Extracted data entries
⁂
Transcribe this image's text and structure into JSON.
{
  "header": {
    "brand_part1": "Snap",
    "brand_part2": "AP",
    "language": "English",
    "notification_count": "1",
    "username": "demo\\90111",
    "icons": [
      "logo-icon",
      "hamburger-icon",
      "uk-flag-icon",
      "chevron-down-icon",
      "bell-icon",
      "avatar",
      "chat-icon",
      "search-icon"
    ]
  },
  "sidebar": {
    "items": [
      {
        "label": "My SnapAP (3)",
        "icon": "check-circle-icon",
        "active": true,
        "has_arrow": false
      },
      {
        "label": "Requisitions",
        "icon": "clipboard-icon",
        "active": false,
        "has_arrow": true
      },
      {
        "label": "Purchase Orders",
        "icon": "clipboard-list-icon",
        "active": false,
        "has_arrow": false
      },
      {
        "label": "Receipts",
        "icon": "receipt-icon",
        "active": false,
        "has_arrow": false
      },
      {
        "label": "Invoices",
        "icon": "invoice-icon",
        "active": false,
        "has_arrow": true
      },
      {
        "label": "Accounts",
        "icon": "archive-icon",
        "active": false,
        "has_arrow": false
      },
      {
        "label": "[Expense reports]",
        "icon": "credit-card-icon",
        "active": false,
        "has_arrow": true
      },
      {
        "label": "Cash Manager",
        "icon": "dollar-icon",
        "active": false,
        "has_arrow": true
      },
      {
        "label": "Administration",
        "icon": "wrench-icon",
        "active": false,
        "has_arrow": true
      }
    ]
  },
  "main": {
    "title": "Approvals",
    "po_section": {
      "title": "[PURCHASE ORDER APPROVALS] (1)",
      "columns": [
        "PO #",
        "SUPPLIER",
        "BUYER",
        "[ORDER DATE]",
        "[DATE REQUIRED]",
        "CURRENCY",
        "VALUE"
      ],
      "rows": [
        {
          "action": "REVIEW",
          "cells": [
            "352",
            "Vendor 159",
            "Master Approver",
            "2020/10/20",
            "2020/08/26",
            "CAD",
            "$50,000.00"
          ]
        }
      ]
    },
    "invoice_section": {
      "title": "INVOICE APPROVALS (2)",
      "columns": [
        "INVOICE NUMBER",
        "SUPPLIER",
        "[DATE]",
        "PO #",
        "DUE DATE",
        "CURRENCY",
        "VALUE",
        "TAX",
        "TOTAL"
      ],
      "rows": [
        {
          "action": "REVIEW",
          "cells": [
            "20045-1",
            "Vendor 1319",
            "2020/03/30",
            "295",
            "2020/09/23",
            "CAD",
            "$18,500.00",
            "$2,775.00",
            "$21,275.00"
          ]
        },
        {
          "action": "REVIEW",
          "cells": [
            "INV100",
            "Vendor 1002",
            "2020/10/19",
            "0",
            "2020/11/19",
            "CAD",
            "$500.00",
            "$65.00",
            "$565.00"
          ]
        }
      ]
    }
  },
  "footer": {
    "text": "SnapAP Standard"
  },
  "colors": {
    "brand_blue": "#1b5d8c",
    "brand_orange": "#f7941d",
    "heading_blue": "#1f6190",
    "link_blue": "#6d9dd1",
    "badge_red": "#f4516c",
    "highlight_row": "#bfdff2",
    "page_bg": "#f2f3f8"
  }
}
⁂
◆ AIM
Write each line above out exactly.

◆ SOLUTION FOR THIS PROBLEM
Transcribe this image's text and structure into JSON.
{
  "header": {
    "brand_part1": "Snap",
    "brand_part2": "AP",
    "language": "English",
    "notification_count": "1",
    "username": "demo\\90111",
    "icons": [
      "logo-icon",
      "hamburger-icon",
      "uk-flag-icon",
      "chevron-down-icon",
      "bell-icon",
      "avatar",
      "chat-icon",
      "search-icon"
    ]
  },
  "sidebar": {
    "items": [
      {
        "label": "My SnapAP (3)",
        "icon": "check-circle-icon",
        "active": true,
        "has_arrow": false
      },
      {
        "label": "Requisitions",
        "icon": "clipboard-icon",
        "active": false,
        "has_arrow": true
      },
      {
        "label": "Purchase Orders",
        "icon": "clipboard-list-icon",
        "active": false,
        "has_arrow": false
      },
      {
        "label": "Receipts",
        "icon": "receipt-icon",
        "active": false,
        "has_arrow": false
      },
      {
        "label": "Invoices",
        "icon": "invoice-icon",
        "active": false,
        "has_arrow": true
      },
      {
        "label": "Accounts",
        "icon": "archive-icon",
        "active": false,
        "has_arrow": false
      },
      {
        "label": "[Expense reports]",
        "icon": "credit-card-icon",
        "active": false,
        "has_arrow": true
      },
      {
        "label": "Cash Manager",
        "icon": "dollar-icon",
        "active": false,
        "has_arrow": true
      },
      {
        "label": "Administration",
        "icon": "wrench-icon",
        "active": false,
        "has_arrow": true
      }
    ]
  },
  "main": {
    "title": "Approvals",
    "po_section": {
      "title": "[PURCHASE ORDER APPROVALS] (1)",
      "columns": [
        "PO #",
        "SUPPLIER",
        "BUYER",
        "[ORDER DATE]",
        "[DATE REQUIRED]",
        "CURRENCY",
        "VALUE"
      ],
      "rows": [
        {
          "action": "REVIEW",
          "cells": [
            "352",
            "Vendor 159",
            "Master Approver",
            "2020/10/20",
            "2020/08/26",
            "CAD",
            "$50,000.00"
          ]
        }
      ]
    },
    "invoice_section": {
      "title": "INVOICE APPROVALS (2)",
      "columns": [
        "INVOICE NUMBER",
        "SUPPLIER",
        "[DATE]",
        "PO #",
        "DUE DATE",
        "CURRENCY",
        "VALUE",
        "TAX",
        "TOTAL"
      ],
      "rows": [
        {
          "action": "REVIEW",
          "cells": [
            "20045-1",
            "Vendor 1319",
            "2020/03/30",
            "295",
            "2020/09/23",
            "CAD",
            "$18,500.00",
            "$2,775.00",
            "$21,275.00"
          ]
        },
        {
          "action": "REVIEW",
          "cells": [
            "INV100",
            "Vendor 1002",
            "2020/10/19",
            "0",
            "2020/11/19",
            "CAD",
            "$500.00",
            "$65.00",
            "$565.00"
          ]
        }
      ]
    }
  },
  "footer": {
    "text": "SnapAP Standard"
  },
  "colors": {
    "brand_blue": "#1b5d8c",
    "brand_orange": "#f7941d",
    "heading_blue": "#1f6190",
    "link_blue": "#6d9dd1",
    "badge_red": "#f4516c",
    "highlight_row": "#bfdff2",
    "page_bg": "#f2f3f8"
  }
}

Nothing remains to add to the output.